Copy out every line that contains the word "text".
- - -
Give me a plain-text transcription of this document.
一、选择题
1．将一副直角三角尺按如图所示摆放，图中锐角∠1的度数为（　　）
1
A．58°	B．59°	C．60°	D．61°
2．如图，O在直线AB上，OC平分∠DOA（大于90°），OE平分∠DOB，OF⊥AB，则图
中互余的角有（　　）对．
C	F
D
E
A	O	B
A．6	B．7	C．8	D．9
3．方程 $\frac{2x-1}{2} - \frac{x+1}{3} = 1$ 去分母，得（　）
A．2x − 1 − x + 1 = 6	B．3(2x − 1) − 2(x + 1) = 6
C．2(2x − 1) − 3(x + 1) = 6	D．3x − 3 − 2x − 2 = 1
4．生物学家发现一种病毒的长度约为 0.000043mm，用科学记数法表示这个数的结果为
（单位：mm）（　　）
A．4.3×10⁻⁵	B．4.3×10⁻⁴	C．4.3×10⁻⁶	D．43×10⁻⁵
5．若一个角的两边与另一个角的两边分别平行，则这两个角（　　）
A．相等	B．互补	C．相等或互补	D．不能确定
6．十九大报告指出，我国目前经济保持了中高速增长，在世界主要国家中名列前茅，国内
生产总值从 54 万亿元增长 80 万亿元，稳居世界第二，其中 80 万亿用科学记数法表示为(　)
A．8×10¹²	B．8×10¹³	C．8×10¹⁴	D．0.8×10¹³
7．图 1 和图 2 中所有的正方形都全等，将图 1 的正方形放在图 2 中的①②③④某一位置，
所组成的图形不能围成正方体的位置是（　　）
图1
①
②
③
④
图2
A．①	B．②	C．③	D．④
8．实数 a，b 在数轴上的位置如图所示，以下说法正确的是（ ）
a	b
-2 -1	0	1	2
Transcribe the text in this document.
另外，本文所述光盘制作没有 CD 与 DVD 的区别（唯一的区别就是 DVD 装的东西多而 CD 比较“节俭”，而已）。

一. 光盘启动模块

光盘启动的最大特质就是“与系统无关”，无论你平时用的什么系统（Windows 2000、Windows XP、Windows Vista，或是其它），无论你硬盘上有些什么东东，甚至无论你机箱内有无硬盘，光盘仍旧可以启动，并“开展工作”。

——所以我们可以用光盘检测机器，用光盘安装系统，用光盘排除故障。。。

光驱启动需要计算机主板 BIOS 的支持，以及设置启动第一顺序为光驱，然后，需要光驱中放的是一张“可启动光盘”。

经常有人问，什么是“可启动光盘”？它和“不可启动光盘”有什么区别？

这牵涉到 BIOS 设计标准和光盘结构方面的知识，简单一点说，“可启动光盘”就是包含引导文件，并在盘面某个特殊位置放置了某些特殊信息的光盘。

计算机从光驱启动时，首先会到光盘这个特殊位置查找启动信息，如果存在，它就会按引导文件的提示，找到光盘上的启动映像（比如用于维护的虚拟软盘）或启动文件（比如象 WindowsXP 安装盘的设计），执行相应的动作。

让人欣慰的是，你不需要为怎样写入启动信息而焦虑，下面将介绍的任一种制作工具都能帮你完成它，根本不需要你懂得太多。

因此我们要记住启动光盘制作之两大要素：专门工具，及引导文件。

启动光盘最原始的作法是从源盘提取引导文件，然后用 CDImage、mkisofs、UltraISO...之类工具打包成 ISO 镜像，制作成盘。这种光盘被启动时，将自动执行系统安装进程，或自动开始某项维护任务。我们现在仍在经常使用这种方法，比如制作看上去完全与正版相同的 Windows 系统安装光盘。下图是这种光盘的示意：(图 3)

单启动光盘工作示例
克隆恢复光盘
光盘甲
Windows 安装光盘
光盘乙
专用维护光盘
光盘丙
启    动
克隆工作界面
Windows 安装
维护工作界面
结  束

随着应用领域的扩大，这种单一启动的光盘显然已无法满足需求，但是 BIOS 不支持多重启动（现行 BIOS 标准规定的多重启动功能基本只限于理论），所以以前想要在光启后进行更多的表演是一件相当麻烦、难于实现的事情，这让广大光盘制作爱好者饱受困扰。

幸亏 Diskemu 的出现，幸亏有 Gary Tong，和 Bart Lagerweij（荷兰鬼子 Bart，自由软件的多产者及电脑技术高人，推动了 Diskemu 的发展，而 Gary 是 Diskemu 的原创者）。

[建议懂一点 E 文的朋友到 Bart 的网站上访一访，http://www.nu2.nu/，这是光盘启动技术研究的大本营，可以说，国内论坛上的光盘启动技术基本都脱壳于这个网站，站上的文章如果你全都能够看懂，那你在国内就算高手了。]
- - -
Output:
Give me a plain-text transcription of this document.
Transcribe the text in this document.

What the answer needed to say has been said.